** Begin Dataset rows **

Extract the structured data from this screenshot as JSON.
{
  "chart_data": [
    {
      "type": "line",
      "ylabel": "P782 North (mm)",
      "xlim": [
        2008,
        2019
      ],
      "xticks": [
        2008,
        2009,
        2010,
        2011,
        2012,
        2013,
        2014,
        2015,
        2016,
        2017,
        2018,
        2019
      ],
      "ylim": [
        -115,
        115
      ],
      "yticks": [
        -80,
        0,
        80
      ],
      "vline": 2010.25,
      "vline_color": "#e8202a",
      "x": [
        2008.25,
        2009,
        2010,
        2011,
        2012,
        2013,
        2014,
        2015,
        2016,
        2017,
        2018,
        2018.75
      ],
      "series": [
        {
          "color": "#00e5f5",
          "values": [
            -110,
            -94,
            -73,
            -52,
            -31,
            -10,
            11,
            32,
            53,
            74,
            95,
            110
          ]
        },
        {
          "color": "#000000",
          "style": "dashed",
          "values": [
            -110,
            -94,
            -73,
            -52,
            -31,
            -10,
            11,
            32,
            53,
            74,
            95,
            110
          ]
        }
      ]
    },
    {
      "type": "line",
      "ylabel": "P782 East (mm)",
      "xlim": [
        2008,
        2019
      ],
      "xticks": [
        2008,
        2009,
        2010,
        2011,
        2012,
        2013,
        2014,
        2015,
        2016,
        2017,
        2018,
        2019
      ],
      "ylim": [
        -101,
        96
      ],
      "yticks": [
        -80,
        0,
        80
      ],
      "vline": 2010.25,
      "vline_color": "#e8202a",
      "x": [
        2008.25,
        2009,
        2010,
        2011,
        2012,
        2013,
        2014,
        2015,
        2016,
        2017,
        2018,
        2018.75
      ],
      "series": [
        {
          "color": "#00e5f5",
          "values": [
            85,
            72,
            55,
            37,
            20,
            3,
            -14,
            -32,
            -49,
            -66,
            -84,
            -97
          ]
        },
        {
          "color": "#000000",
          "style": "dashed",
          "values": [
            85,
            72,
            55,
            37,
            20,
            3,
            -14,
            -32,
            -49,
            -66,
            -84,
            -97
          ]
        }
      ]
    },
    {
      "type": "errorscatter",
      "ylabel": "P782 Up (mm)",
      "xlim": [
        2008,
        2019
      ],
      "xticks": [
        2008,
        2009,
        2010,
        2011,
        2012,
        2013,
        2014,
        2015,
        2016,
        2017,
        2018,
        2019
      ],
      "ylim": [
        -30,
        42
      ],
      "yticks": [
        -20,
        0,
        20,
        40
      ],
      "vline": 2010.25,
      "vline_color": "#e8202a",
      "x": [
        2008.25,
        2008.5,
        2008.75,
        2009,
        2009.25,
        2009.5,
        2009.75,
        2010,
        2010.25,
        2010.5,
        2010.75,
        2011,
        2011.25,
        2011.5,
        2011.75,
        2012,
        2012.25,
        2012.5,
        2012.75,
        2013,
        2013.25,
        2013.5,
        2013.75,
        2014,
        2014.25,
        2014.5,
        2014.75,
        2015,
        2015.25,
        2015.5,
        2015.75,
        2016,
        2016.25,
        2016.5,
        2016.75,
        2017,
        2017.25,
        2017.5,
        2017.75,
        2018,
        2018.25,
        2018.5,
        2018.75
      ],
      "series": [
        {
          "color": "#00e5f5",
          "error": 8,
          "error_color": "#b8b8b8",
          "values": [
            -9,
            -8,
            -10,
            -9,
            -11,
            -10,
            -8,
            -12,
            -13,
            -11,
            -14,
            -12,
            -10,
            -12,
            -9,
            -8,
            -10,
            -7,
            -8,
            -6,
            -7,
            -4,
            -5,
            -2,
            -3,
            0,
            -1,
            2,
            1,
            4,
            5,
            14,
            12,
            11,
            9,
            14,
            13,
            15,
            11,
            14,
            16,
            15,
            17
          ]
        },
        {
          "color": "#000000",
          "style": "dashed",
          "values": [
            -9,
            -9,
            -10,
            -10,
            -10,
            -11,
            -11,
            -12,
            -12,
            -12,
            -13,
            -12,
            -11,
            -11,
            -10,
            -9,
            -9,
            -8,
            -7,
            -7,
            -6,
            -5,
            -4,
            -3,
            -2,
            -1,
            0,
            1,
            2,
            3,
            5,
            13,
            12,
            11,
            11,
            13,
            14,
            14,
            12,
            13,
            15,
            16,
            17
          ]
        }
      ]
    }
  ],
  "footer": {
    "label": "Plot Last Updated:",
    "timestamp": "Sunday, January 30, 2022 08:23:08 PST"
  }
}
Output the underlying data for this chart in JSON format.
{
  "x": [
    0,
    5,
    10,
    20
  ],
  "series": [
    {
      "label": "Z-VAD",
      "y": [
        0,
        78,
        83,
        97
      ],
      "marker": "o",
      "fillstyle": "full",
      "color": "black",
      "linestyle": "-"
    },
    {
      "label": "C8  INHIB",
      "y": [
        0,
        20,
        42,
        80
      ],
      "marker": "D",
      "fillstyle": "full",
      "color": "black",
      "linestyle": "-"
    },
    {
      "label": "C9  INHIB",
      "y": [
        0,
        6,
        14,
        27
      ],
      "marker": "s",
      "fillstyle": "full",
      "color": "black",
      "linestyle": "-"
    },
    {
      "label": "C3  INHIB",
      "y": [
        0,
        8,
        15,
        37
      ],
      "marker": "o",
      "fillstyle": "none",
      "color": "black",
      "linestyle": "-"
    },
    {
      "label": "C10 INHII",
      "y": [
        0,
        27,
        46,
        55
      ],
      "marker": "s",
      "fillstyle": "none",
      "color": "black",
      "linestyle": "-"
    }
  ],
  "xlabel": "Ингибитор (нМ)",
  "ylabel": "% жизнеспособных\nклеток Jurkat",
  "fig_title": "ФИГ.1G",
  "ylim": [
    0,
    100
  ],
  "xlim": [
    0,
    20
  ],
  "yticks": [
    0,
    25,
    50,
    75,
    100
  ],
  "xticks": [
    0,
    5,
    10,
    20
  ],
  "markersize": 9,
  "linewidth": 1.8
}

** End Dataset rows **

Do this:
Write out all the records above again, exactly as they stand.

Expected output:
Extract the structured data from this screenshot as JSON.
{
  "chart_data": [
    {
      "type": "line",
      "ylabel": "P782 North (mm)",
      "xlim": [
        2008,
        2019
      ],
      "xticks": [
        2008,
        2009,
        2010,
        2011,
        2012,
        2013,
        2014,
        2015,
        2016,
        2017,
        2018,
        2019
      ],
      "ylim": [
        -115,
        115
      ],
      "yticks": [
        -80,
        0,
        80
      ],
      "vline": 2010.25,
      "vline_color": "#e8202a",
      "x": [
        2008.25,
        2009,
        2010,
        2011,
        2012,
        2013,
        2014,
        2015,
        2016,
        2017,
        2018,
        2018.75
      ],
      "series": [
        {
          "color": "#00e5f5",
          "values": [
            -110,
            -94,
            -73,
            -52,
            -31,
            -10,
            11,
            32,
            53,
            74,
            95,
            110
          ]
        },
        {
          "color": "#000000",
          "style": "dashed",
          "values": [
            -110,
            -94,
            -73,
            -52,
            -31,
            -10,
            11,
            32,
            53,
            74,
            95,
            110
          ]
        }
      ]
    },
    {
      "type": "line",
      "ylabel": "P782 East (mm)",
      "xlim": [
        2008,
        2019
      ],
      "xticks": [
        2008,
        2009,
        2010,
        2011,
        2012,
        2013,
        2014,
        2015,
        2016,
        2017,
        2018,
        2019
      ],
      "ylim": [
        -101,
        96
      ],
      "yticks": [
        -80,
        0,
        80
      ],
      "vline": 2010.25,
      "vline_color": "#e8202a",
      "x": [
        2008.25,
        2009,
        2010,
        2011,
        2012,
        2013,
        2014,
        2015,
        2016,
        2017,
        2018,
        2018.75
      ],
      "series": [
        {
          "color": "#00e5f5",
          "values": [
            85,
            72,
            55,
            37,
            20,
            3,
            -14,
            -32,
            -49,
            -66,
            -84,
            -97
          ]
        },
        {
          "color": "#000000",
          "style": "dashed",
          "values": [
            85,
            72,
            55,
            37,
            20,
            3,
            -14,
            -32,
            -49,
            -66,
            -84,
            -97
          ]
        }
      ]
    },
    {
      "type": "errorscatter",
      "ylabel": "P782 Up (mm)",
      "xlim": [
        2008,
        2019
      ],
      "xticks": [
        2008,
        2009,
        2010,
        2011,
        2012,
        2013,
        2014,
        2015,
        2016,
        2017,
        2018,
        2019
      ],
      "ylim": [
        -30,
        42
      ],
      "yticks": [
        -20,
        0,
        20,
        40
      ],
      "vline": 2010.25,
      "vline_color": "#e8202a",
      "x": [
        2008.25,
        2008.5,
        2008.75,
        2009,
        2009.25,
        2009.5,
        2009.75,
        2010,
        2010.25,
        2010.5,
        2010.75,
        2011,
        2011.25,
        2011.5,
        2011.75,
        2012,
        2012.25,
        2012.5,
        2012.75,
        2013,
        2013.25,
        2013.5,
        2013.75,
        2014,
        2014.25,
        2014.5,
        2014.75,
        2015,
        2015.25,
        2015.5,
        2015.75,
        2016,
        2016.25,
        2016.5,
        2016.75,
        2017,
        2017.25,
        2017.5,
        2017.75,
        2018,
        2018.25,
        2018.5,
        2018.75
      ],
      "series": [
        {
          "color": "#00e5f5",
          "error": 8,
          "error_color": "#b8b8b8",
          "values": [
            -9,
            -8,
            -10,
            -9,
            -11,
            -10,
            -8,
            -12,
            -13,
            -11,
            -14,
            -12,
            -10,
            -12,
            -9,
            -8,
            -10,
            -7,
            -8,
            -6,
            -7,
            -4,
            -5,
            -2,
            -3,
            0,
            -1,
            2,
            1,
            4,
            5,
            14,
            12,
            11,
            9,
            14,
            13,
            15,
            11,
            14,
            16,
            15,
            17
          ]
        },
        {
          "color": "#000000",
          "style": "dashed",
          "values": [
            -9,
            -9,
            -10,
            -10,
            -10,
            -11,
            -11,
            -12,
            -12,
            -12,
            -13,
            -12,
            -11,
            -11,
            -10,
            -9,
            -9,
            -8,
            -7,
            -7,
            -6,
            -5,
            -4,
            -3,
            -2,
            -1,
            0,
            1,
            2,
            3,
            5,
            13,
            12,
            11,
            11,
            13,
            14,
            14,
            12,
            13,
            15,
            16,
            17
          ]
        }
      ]
    }
  ],
  "footer": {
    "label": "Plot Last Updated:",
    "timestamp": "Sunday, January 30, 2022 08:23:08 PST"
  }
}
Output the underlying data for this chart in JSON format.
{
  "x": [
    0,
    5,
    10,
    20
  ],
  "series": [
    {
      "label": "Z-VAD",
      "y": [
        0,
        78,
        83,
        97
      ],
      "marker": "o",
      "fillstyle": "full",
      "color": "black",
      "linestyle": "-"
    },
    {
      "label": "C8  INHIB",
      "y": [
        0,
        20,
        42,
        80
      ],
      "marker": "D",
      "fillstyle": "full",
      "color": "black",
      "linestyle": "-"
    },
    {
      "label": "C9  INHIB",
      "y": [
        0,
        6,
        14,
        27
      ],
      "marker": "s",
      "fillstyle": "full",
      "color": "black",
      "linestyle": "-"
    },
    {
      "label": "C3  INHIB",
      "y": [
        0,
        8,
        15,
        37
      ],
      "marker": "o",
      "fillstyle": "none",
      "color": "black",
      "linestyle": "-"
    },
    {
      "label": "C10 INHII",
      "y": [
        0,
        27,
        46,
        55
      ],
      "marker": "s",
      "fillstyle": "none",
      "color": "black",
      "linestyle": "-"
    }
  ],
  "xlabel": "Ингибитор (нМ)",
  "ylabel": "% жизнеспособных\nклеток Jurkat",
  "fig_title": "ФИГ.1G",
  "ylim": [
    0,
    100
  ],
  "xlim": [
    0,
    20
  ],
  "yticks": [
    0,
    25,
    50,
    75,
    100
  ],
  "xticks": [
    0,
    5,
    10,
    20
  ],
  "markersize": 9,
  "linewidth": 1.8
}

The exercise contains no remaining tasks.